*WHAT IS NEEDED*
In how many lines does the string "διαφορά" appear? Answer with the number only.

*RECORD EXTRACTS*
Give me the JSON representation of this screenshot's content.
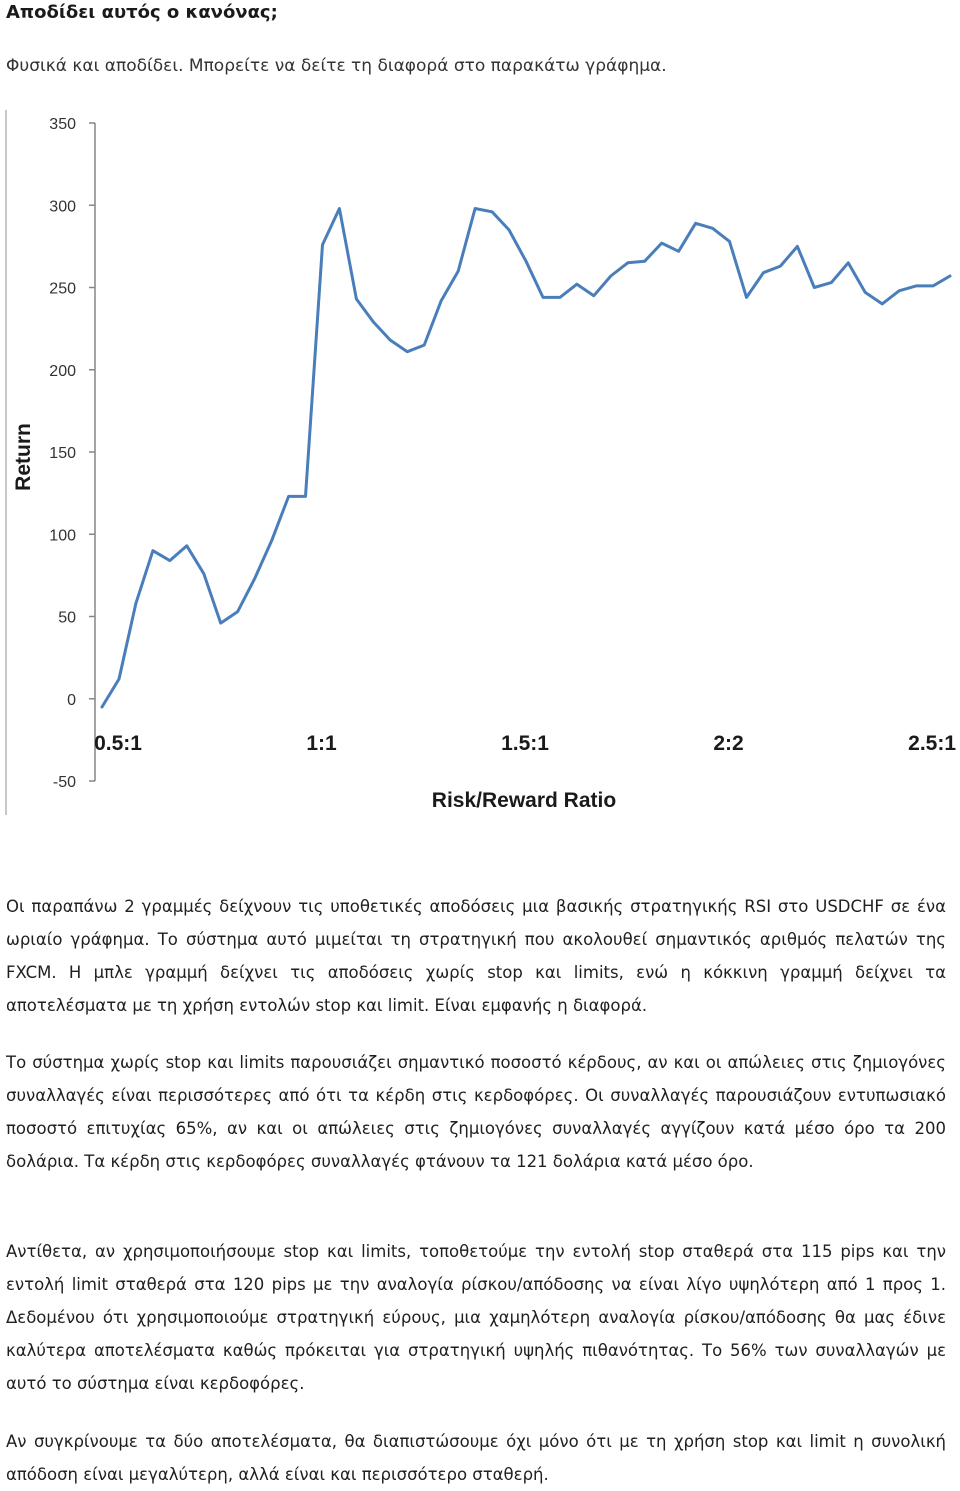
{
  "heading": "Αποδίδει αυτός ο κανόνας;",
  "intro": "Φυσικά και αποδίδει. Μπορείτε να δείτε τη διαφορά στο παρακάτω γράφημα.",
  "chart_data": {
    "type": "line",
    "title": "",
    "xlabel": "Risk/Reward Ratio",
    "ylabel": "Return",
    "ylim": [
      -50,
      350
    ],
    "yticks": [
      350,
      300,
      250,
      200,
      150,
      100,
      50,
      0,
      -50
    ],
    "xtick_labels": [
      "0.5:1",
      "1:1",
      "1.5:1",
      "2:2",
      "2.5:1"
    ],
    "xtick_index": [
      0,
      12,
      24,
      36,
      48
    ],
    "grid": false,
    "legend": "none",
    "line_color": "#4a7ebb",
    "series": [
      {
        "values": [
          -5,
          12,
          58,
          90,
          84,
          93,
          76,
          46,
          53,
          73,
          96,
          123,
          123,
          276,
          298,
          243,
          229,
          218,
          211,
          215,
          242,
          260,
          298,
          296,
          285,
          266,
          244,
          244,
          252,
          245,
          257,
          265,
          266,
          277,
          272,
          289,
          286,
          278,
          244,
          259,
          263,
          275,
          250,
          253,
          265,
          247,
          240,
          248,
          251,
          251,
          257
        ]
      }
    ]
  },
  "paragraphs": [
    "Οι παραπάνω 2 γραμμές δείχνουν τις υποθετικές αποδόσεις μια βασικής στρατηγικής RSI στο USDCHF σε ένα ωριαίο γράφημα. Το σύστημα αυτό μιμείται τη στρατηγική που ακολουθεί σημαντικός αριθμός πελατών της FXCM. Η μπλε γραμμή δείχνει τις αποδόσεις χωρίς stop και limits, ενώ η κόκκινη γραμμή δείχνει τα αποτελέσματα με τη χρήση εντολών stop και limit. Είναι εμφανής η διαφορά.",
    "Το σύστημα χωρίς stop και limits παρουσιάζει σημαντικό ποσοστό κέρδους, αν και οι απώλειες στις ζημιογόνες συναλλαγές είναι περισσότερες από ότι τα κέρδη στις κερδοφόρες. Οι συναλλαγές παρουσιάζουν εντυπωσιακό ποσοστό επιτυχίας 65%, αν και οι απώλειες στις ζημιογόνες συναλλαγές αγγίζουν κατά μέσο όρο τα 200 δολάρια. Τα κέρδη στις κερδοφόρες συναλλαγές φτάνουν τα 121 δολάρια κατά μέσο όρο.",
    "Αντίθετα, αν χρησιμοποιήσουμε stop και limits, τοποθετούμε την εντολή stop σταθερά στα 115 pips και την εντολή limit σταθερά στα 120 pips με την αναλογία ρίσκου/απόδοσης να είναι λίγο υψηλότερη από 1 προς 1. Δεδομένου ότι χρησιμοποιούμε στρατηγική εύρους, μια χαμηλότερη αναλογία ρίσκου/απόδοσης θα μας έδινε καλύτερα αποτελέσματα καθώς πρόκειται για στρατηγική υψηλής πιθανότητας. Το 56% των συναλλαγών με αυτό το σύστημα είναι κερδοφόρες.",
    "Αν συγκρίνουμε τα δύο αποτελέσματα, θα διαπιστώσουμε όχι μόνο ότι με τη χρήση stop και limit η συνολική απόδοση είναι μεγαλύτερη, αλλά είναι και περισσότερο σταθερή."
  ]
}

*RESPONSE BELOW*
2